* _Directions for this task_
Could you copy every line from the material below in which "モーメント" appears?

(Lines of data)
○ ○ ○ ○

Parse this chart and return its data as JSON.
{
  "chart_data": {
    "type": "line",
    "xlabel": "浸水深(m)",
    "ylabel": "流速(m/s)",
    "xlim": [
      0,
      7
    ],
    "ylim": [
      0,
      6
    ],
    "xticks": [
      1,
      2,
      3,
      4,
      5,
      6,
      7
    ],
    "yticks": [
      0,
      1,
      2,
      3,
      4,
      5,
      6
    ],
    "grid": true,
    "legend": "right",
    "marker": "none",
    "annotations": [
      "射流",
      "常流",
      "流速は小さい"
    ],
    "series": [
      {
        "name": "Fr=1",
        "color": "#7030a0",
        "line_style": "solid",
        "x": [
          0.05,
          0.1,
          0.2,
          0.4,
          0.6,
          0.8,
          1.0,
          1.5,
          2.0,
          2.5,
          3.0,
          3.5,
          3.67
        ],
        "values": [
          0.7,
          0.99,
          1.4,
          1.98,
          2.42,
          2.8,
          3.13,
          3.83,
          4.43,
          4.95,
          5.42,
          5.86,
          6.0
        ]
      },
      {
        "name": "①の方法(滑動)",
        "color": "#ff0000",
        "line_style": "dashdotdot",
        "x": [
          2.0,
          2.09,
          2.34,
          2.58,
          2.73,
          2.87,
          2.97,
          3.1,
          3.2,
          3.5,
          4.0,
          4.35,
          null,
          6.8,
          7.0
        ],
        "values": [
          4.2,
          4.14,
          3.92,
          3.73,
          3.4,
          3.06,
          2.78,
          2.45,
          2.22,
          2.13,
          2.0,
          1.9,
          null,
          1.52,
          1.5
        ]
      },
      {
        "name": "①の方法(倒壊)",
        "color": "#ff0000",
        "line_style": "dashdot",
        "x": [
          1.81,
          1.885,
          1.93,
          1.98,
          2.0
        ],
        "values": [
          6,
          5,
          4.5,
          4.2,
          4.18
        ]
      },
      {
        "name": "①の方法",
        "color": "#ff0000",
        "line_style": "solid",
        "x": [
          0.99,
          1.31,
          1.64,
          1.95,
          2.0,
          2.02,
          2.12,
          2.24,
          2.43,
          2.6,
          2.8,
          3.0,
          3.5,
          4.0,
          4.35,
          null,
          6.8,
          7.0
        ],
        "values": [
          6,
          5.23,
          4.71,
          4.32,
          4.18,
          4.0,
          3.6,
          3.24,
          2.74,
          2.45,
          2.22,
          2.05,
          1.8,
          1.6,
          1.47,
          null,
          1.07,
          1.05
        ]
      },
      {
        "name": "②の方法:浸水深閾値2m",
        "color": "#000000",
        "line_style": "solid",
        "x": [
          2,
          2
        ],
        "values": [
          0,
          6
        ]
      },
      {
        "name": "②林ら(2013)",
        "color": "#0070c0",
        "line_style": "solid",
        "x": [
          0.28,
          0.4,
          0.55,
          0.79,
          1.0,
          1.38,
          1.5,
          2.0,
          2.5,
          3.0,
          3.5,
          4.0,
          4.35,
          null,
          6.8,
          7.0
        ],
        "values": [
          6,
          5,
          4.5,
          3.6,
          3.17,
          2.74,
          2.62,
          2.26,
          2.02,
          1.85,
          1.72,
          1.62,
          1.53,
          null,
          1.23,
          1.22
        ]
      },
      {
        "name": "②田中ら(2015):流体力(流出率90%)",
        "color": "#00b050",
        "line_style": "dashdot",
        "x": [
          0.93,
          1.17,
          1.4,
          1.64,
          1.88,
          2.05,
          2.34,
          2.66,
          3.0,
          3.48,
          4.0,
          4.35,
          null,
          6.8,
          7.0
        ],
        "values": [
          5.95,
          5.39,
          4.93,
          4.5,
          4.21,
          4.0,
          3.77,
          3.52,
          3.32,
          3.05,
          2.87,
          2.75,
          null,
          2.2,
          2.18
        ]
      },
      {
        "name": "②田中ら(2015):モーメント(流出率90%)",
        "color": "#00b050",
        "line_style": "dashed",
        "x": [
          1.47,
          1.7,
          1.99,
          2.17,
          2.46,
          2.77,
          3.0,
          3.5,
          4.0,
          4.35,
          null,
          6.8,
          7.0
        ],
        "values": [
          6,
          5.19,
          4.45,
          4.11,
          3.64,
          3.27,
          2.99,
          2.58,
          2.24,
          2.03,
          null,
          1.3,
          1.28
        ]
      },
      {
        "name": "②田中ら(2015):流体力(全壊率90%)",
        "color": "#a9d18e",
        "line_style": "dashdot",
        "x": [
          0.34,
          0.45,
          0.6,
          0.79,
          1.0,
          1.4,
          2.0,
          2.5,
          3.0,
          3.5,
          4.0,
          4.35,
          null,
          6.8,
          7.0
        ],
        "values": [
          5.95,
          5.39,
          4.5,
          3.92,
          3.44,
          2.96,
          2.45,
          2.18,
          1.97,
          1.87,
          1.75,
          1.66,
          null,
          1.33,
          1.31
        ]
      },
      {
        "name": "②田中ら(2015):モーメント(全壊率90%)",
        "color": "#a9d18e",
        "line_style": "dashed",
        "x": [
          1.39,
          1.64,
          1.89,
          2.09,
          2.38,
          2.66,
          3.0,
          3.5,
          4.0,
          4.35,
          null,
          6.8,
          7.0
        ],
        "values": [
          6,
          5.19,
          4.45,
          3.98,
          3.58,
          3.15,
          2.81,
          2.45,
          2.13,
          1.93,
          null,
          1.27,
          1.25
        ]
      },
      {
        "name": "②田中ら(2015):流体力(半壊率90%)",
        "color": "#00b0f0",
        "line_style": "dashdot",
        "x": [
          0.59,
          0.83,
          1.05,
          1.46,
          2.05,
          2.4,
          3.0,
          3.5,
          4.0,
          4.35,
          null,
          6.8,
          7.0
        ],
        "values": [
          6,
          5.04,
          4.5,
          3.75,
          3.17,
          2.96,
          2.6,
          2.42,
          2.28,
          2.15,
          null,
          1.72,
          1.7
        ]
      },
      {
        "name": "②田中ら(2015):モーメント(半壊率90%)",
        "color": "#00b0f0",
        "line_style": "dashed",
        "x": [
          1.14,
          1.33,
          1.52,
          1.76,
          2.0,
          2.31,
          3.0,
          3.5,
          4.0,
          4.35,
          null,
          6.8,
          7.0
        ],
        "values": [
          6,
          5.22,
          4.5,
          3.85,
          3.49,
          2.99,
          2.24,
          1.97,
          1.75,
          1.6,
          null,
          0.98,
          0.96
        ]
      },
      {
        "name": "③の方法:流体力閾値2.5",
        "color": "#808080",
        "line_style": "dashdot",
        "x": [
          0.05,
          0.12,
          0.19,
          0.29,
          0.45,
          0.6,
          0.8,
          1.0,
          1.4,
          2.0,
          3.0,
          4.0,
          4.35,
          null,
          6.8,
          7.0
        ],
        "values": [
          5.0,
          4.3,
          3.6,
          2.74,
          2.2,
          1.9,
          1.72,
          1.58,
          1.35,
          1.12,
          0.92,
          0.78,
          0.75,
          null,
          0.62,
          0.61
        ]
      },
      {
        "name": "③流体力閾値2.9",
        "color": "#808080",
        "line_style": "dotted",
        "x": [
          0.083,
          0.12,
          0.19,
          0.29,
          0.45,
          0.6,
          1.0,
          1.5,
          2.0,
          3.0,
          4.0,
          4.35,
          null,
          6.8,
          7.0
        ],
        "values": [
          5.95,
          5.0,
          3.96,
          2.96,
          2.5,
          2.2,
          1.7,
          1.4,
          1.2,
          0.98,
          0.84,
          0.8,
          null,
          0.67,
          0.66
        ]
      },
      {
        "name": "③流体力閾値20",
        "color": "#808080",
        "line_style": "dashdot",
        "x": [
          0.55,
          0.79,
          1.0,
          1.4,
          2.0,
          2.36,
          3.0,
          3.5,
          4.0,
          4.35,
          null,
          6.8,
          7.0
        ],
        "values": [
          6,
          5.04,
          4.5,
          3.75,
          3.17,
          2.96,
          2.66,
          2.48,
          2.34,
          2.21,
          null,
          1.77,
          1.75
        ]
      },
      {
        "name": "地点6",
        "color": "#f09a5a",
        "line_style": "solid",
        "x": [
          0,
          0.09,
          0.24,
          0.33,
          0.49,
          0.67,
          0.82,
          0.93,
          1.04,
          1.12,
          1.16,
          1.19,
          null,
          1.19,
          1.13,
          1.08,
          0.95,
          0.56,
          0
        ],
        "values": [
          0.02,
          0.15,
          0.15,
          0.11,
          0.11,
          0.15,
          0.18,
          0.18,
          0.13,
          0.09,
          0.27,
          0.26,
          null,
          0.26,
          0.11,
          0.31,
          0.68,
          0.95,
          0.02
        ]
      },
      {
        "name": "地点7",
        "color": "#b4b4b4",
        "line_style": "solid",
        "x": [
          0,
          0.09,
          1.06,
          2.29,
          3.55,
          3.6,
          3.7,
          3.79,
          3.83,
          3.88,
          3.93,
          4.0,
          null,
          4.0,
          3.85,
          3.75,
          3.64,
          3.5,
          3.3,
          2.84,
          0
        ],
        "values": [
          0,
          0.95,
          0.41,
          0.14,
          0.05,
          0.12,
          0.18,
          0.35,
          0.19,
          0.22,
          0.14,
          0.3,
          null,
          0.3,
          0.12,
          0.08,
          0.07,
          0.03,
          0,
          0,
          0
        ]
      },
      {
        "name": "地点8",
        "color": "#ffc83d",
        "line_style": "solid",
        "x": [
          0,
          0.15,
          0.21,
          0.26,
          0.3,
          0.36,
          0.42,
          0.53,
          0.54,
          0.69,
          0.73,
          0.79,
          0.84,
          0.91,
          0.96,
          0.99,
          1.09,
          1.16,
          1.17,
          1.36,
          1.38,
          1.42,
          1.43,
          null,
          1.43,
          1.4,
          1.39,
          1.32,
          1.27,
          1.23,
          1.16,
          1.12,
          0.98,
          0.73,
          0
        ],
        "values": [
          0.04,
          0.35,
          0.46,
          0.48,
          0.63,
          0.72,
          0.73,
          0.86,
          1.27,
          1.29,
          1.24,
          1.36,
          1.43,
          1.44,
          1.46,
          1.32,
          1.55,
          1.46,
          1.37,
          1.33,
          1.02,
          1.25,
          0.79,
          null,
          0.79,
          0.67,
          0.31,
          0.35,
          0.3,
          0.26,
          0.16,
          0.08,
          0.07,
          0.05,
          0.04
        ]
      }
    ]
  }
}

○ ○ ○ ○

* _Finished exercise_
        "name": "②田中ら(2015):モーメント(流出率90%)",
        "name": "②田中ら(2015):モーメント(全壊率90%)",
        "name": "②田中ら(2015):モーメント(半壊率90%)",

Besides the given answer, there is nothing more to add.